> [Task description]
Copy out every record below exactly as written, but leave out any pictures.
━━━━━━━━━━
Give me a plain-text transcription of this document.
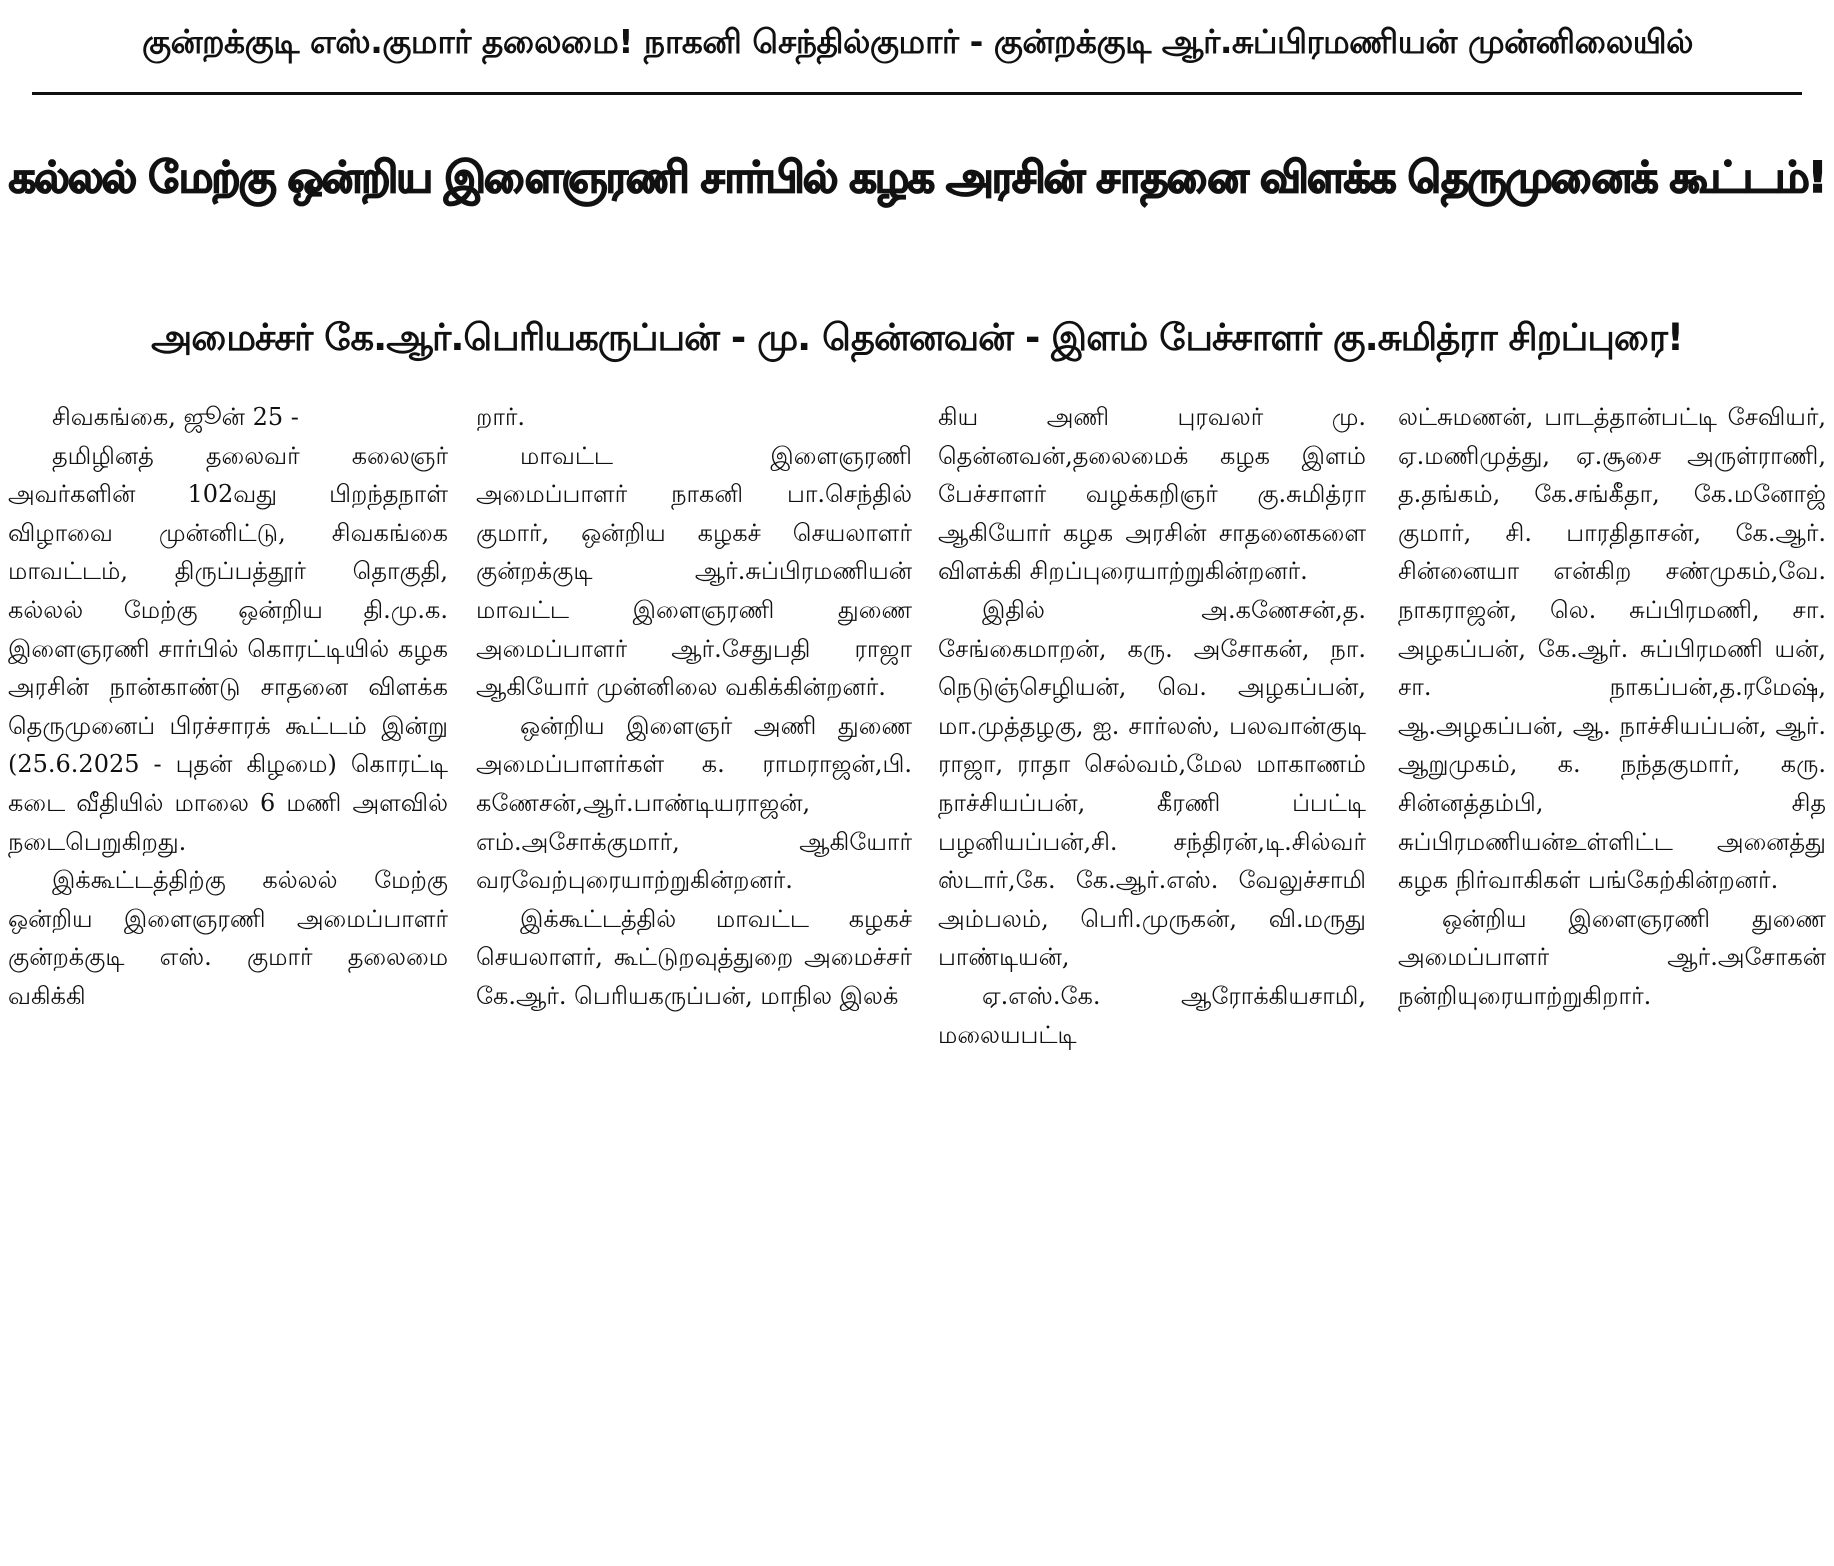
குன்றக்குடி எஸ்.குமார் தலைமை! நாகனி செந்தில்குமார் - குன்றக்குடி ஆர்.சுப்பிரமணியன் முன்னிலையில்
கல்லல் மேற்கு ஒன்றிய இளைஞரணி சார்பில் கழக அரசின் சாதனை விளக்க தெருமுனைக் கூட்டம்!
அமைச்சர் கே.ஆர்.பெரியகருப்பன் - மு. தென்னவன் - இளம் பேச்சாளர் கு.சுமித்ரா சிறப்புரை!

சிவகங்கை, ஜூன் 25 -

தமிழினத் தலைவர் கலைஞர் அவர்களின் 102வது பிறந்தநாள் விழாவை முன்னிட்டு, சிவகங்கை மாவட்டம், திருப்பத்தூர் தொகுதி, கல்லல் மேற்கு ஒன்றிய தி.மு.க. இளைஞரணி சார்பில் கொரட்டியில் கழக அரசின் நான்காண்டு சாதனை விளக்க தெருமுனைப் பிரச்சாரக் கூட்டம் இன்று (25.6.2025 - புதன் கிழமை) கொரட்டி கடை வீதியில் மாலை 6 மணி அளவில் நடைபெறுகிறது.

இக்கூட்டத்திற்கு கல்லல் மேற்கு ஒன்றிய இளைஞரணி அமைப்பாளர் குன்றக்குடி எஸ். குமார் தலைமை வகிக்கி

றார்.

மாவட்ட இளைஞரணி அமைப்பாளர் நாகனி பா.செந்தில் குமார், ஒன்றிய கழகச் செயலாளர் குன்றக்குடி ஆர்.சுப்பிரமணியன் மாவட்ட இளைஞரணி துணை அமைப்பாளர் ஆர்.சேதுபதி ராஜா ஆகியோர் முன்னிலை வகிக்கின்றனர்.

ஒன்றிய இளைஞர் அணி துணை அமைப்பாளர்கள் க. ராமராஜன்,பி. கணேசன்,ஆர்.பாண்டியராஜன், எம்.அசோக்குமார், ஆகியோர் வரவேற்புரையாற்றுகின்றனர்.

இக்கூட்டத்தில் மாவட்ட கழகச் செயலாளர், கூட்டுறவுத்துறை அமைச்சர் கே.ஆர். பெரியகருப்பன், மாநில இலக்

கிய அணி புரவலர் மு. தென்னவன்,தலைமைக் கழக இளம் பேச்சாளர் வழக்கறிஞர் கு.சுமித்ரா ஆகியோர் கழக அரசின் சாதனைகளை விளக்கி சிறப்புரையாற்றுகின்றனர்.

இதில் அ.கணேசன்,த. சேங்கைமாறன், கரு. அசோகன், நா. நெடுஞ்செழியன், வெ. அழகப்பன், மா.முத்தழகு, ஐ. சார்லஸ், பலவான்குடி ராஜா, ராதா செல்வம்,மேல மாகாணம் நாச்சியப்பன், கீரணி ப்பட்டி பழனியப்பன்,சி. சந்திரன்,டி.சில்வர் ஸ்டார்,கே. கே.ஆர்.எஸ். வேலுச்சாமி அம்பலம், பெரி.முருகன், வி.மருது பாண்டியன்,

ஏ.எஸ்.கே. ஆரோக்கியசாமி, மலையபட்டி

லட்சுமணன், பாடத்தான்பட்டி சேவியர், ஏ.மணிமுத்து, ஏ.சூசை அருள்ராணி, த.தங்கம், கே.சங்கீதா, கே.மனோஜ் குமார், சி. பாரதிதாசன், கே.ஆர். சின்னையா என்கிற சண்முகம்,வே. நாகராஜன், லெ. சுப்பிரமணி, சா. அழகப்பன், கே.ஆர். சுப்பிரமணி யன், சா. நாகப்பன்,த.ரமேஷ், ஆ.அழகப்பன், ஆ. நாச்சியப்பன், ஆர். ஆறுமுகம், க. நந்தகுமார், கரு. சின்னத்தம்பி, சித சுப்பிரமணியன்உள்ளிட்ட அனைத்து கழக நிர்வாகிகள் பங்கேற்கின்றனர்.

ஒன்றிய இளைஞரணி துணை அமைப்பாளர் ஆர்.அசோகன் நன்றியுரையாற்றுகிறார்.
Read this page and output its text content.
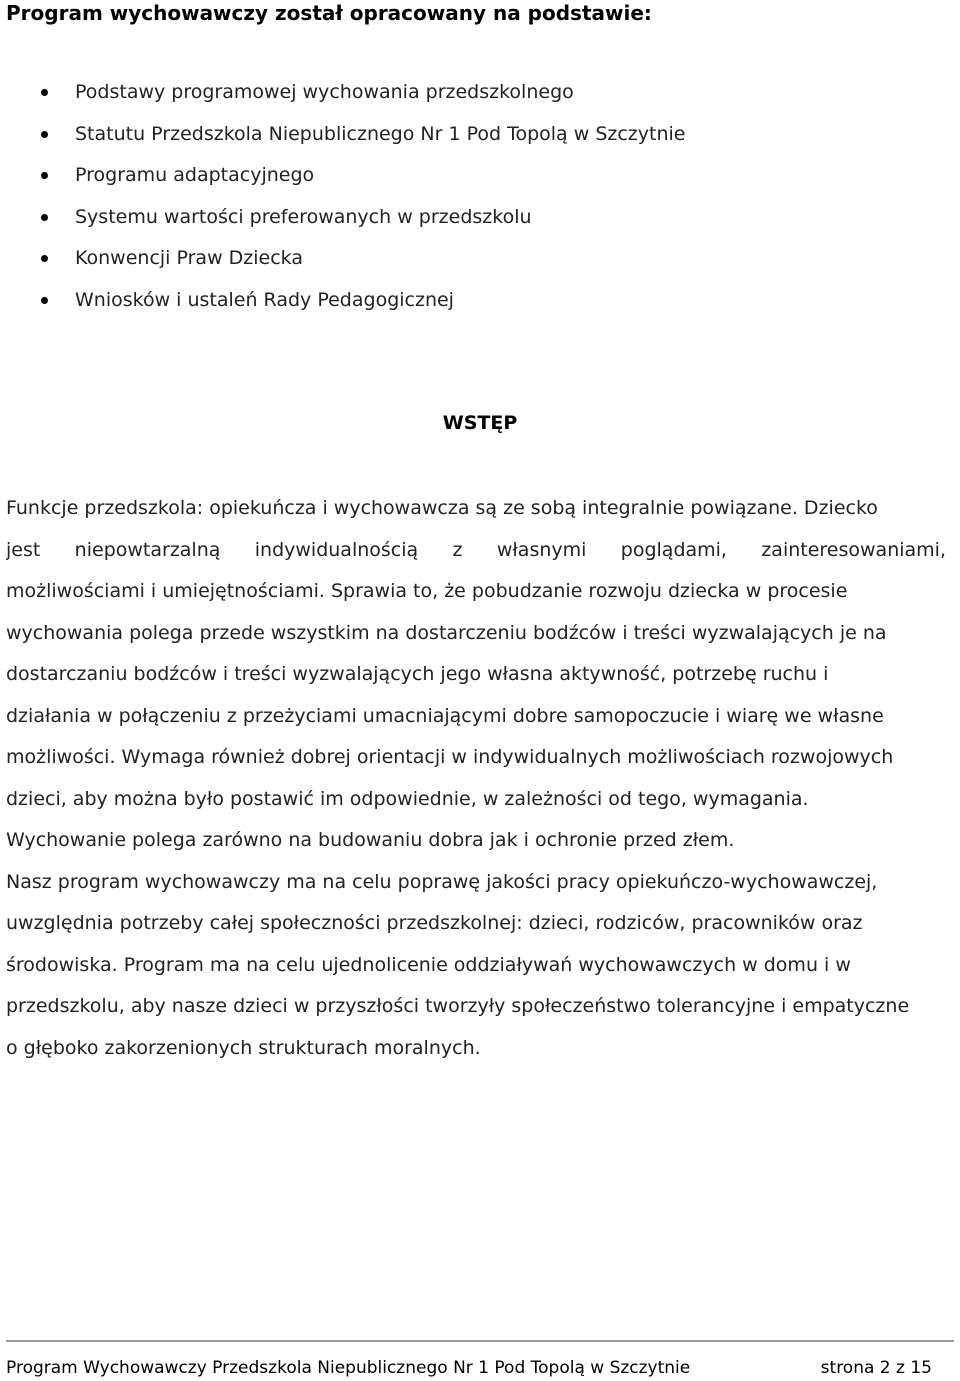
Program wychowawczy został opracowany na podstawie:
Podstawy programowej wychowania przedszkolnego
Statutu Przedszkola Niepublicznego Nr 1 Pod Topolą w Szczytnie
Programu adaptacyjnego
Systemu wartości preferowanych w przedszkolu
Konwencji Praw Dziecka
Wniosków i ustaleń Rady Pedagogicznej
WSTĘP
Funkcje przedszkola: opiekuńcza i wychowawcza są ze sobą integralnie powiązane. Dziecko
jest niepowtarzalną indywidualnością z własnymi poglądami, zainteresowaniami,
możliwościami i umiejętnościami. Sprawia to, że pobudzanie rozwoju dziecka w procesie
wychowania polega przede wszystkim na dostarczeniu bodźców i treści wyzwalających je na
dostarczaniu bodźców i treści wyzwalających jego własna aktywność, potrzebę ruchu i
działania w połączeniu z przeżyciami umacniającymi dobre samopoczucie i wiarę we własne
możliwości. Wymaga również dobrej orientacji w indywidualnych możliwościach rozwojowych
dzieci, aby można było postawić im odpowiednie, w zależności od tego, wymagania.
Wychowanie polega zarówno na budowaniu dobra jak i ochronie przed złem.
Nasz program wychowawczy ma na celu poprawę jakości pracy opiekuńczo-wychowawczej,
uwzględnia potrzeby całej społeczności przedszkolnej: dzieci, rodziców, pracowników oraz
środowiska. Program ma na celu ujednolicenie oddziaływań wychowawczych w domu i w
przedszkolu, aby nasze dzieci w przyszłości tworzyły społeczeństwo tolerancyjne i empatyczne
o głęboko zakorzenionych strukturach moralnych.
Program Wychowawczy Przedszkola Niepublicznego Nr 1 Pod Topolą w Szczytnie	strona 2 z 15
━━━━━━━━━━
> [Answer to this exercise]
Give me a plain-text transcription of this document.
குன்றக்குடி எஸ்.குமார் தலைமை! நாகனி செந்தில்குமார் - குன்றக்குடி ஆர்.சுப்பிரமணியன் முன்னிலையில்
கல்லல் மேற்கு ஒன்றிய இளைஞரணி சார்பில் கழக அரசின் சாதனை விளக்க தெருமுனைக் கூட்டம்!
அமைச்சர் கே.ஆர்.பெரியகருப்பன் - மு. தென்னவன் - இளம் பேச்சாளர் கு.சுமித்ரா சிறப்புரை!

சிவகங்கை, ஜூன் 25 -

தமிழினத் தலைவர் கலைஞர் அவர்களின் 102வது பிறந்தநாள் விழாவை முன்னிட்டு, சிவகங்கை மாவட்டம், திருப்பத்தூர் தொகுதி, கல்லல் மேற்கு ஒன்றிய தி.மு.க. இளைஞரணி சார்பில் கொரட்டியில் கழக அரசின் நான்காண்டு சாதனை விளக்க தெருமுனைப் பிரச்சாரக் கூட்டம் இன்று (25.6.2025 - புதன் கிழமை) கொரட்டி கடை வீதியில் மாலை 6 மணி அளவில் நடைபெறுகிறது.

இக்கூட்டத்திற்கு கல்லல் மேற்கு ஒன்றிய இளைஞரணி அமைப்பாளர் குன்றக்குடி எஸ். குமார் தலைமை வகிக்கி

றார்.

மாவட்ட இளைஞரணி அமைப்பாளர் நாகனி பா.செந்தில் குமார், ஒன்றிய கழகச் செயலாளர் குன்றக்குடி ஆர்.சுப்பிரமணியன் மாவட்ட இளைஞரணி துணை அமைப்பாளர் ஆர்.சேதுபதி ராஜா ஆகியோர் முன்னிலை வகிக்கின்றனர்.

ஒன்றிய இளைஞர் அணி துணை அமைப்பாளர்கள் க. ராமராஜன்,பி. கணேசன்,ஆர்.பாண்டியராஜன், எம்.அசோக்குமார், ஆகியோர் வரவேற்புரையாற்றுகின்றனர்.

இக்கூட்டத்தில் மாவட்ட கழகச் செயலாளர், கூட்டுறவுத்துறை அமைச்சர் கே.ஆர். பெரியகருப்பன், மாநில இலக்

கிய அணி புரவலர் மு. தென்னவன்,தலைமைக் கழக இளம் பேச்சாளர் வழக்கறிஞர் கு.சுமித்ரா ஆகியோர் கழக அரசின் சாதனைகளை விளக்கி சிறப்புரையாற்றுகின்றனர்.

இதில் அ.கணேசன்,த. சேங்கைமாறன், கரு. அசோகன், நா. நெடுஞ்செழியன், வெ. அழகப்பன், மா.முத்தழகு, ஐ. சார்லஸ், பலவான்குடி ராஜா, ராதா செல்வம்,மேல மாகாணம் நாச்சியப்பன், கீரணி ப்பட்டி பழனியப்பன்,சி. சந்திரன்,டி.சில்வர் ஸ்டார்,கே. கே.ஆர்.எஸ். வேலுச்சாமி அம்பலம், பெரி.முருகன், வி.மருது பாண்டியன்,

ஏ.எஸ்.கே. ஆரோக்கியசாமி, மலையபட்டி

லட்சுமணன், பாடத்தான்பட்டி சேவியர், ஏ.மணிமுத்து, ஏ.சூசை அருள்ராணி, த.தங்கம், கே.சங்கீதா, கே.மனோஜ் குமார், சி. பாரதிதாசன், கே.ஆர். சின்னையா என்கிற சண்முகம்,வே. நாகராஜன், லெ. சுப்பிரமணி, சா. அழகப்பன், கே.ஆர். சுப்பிரமணி யன், சா. நாகப்பன்,த.ரமேஷ், ஆ.அழகப்பன், ஆ. நாச்சியப்பன், ஆர். ஆறுமுகம், க. நந்தகுமார், கரு. சின்னத்தம்பி, சித சுப்பிரமணியன்உள்ளிட்ட அனைத்து கழக நிர்வாகிகள் பங்கேற்கின்றனர்.

ஒன்றிய இளைஞரணி துணை அமைப்பாளர் ஆர்.அசோகன் நன்றியுரையாற்றுகிறார்.
Read this page and output its text content.
Program wychowawczy został opracowany na podstawie:
Podstawy programowej wychowania przedszkolnego
Statutu Przedszkola Niepublicznego Nr 1 Pod Topolą w Szczytnie
Programu adaptacyjnego
Systemu wartości preferowanych w przedszkolu
Konwencji Praw Dziecka
Wniosków i ustaleń Rady Pedagogicznej
WSTĘP
Funkcje przedszkola: opiekuńcza i wychowawcza są ze sobą integralnie powiązane. Dziecko
jest niepowtarzalną indywidualnością z własnymi poglądami, zainteresowaniami,
możliwościami i umiejętnościami. Sprawia to, że pobudzanie rozwoju dziecka w procesie
wychowania polega przede wszystkim na dostarczeniu bodźców i treści wyzwalających je na
dostarczaniu bodźców i treści wyzwalających jego własna aktywność, potrzebę ruchu i
działania w połączeniu z przeżyciami umacniającymi dobre samopoczucie i wiarę we własne
możliwości. Wymaga również dobrej orientacji w indywidualnych możliwościach rozwojowych
dzieci, aby można było postawić im odpowiednie, w zależności od tego, wymagania.
Wychowanie polega zarówno na budowaniu dobra jak i ochronie przed złem.
Nasz program wychowawczy ma na celu poprawę jakości pracy opiekuńczo-wychowawczej,
uwzględnia potrzeby całej społeczności przedszkolnej: dzieci, rodziców, pracowników oraz
środowiska. Program ma na celu ujednolicenie oddziaływań wychowawczych w domu i w
przedszkolu, aby nasze dzieci w przyszłości tworzyły społeczeństwo tolerancyjne i empatyczne
o głęboko zakorzenionych strukturach moralnych.
Program Wychowawczy Przedszkola Niepublicznego Nr 1 Pod Topolą w Szczytnie	strona 2 z 15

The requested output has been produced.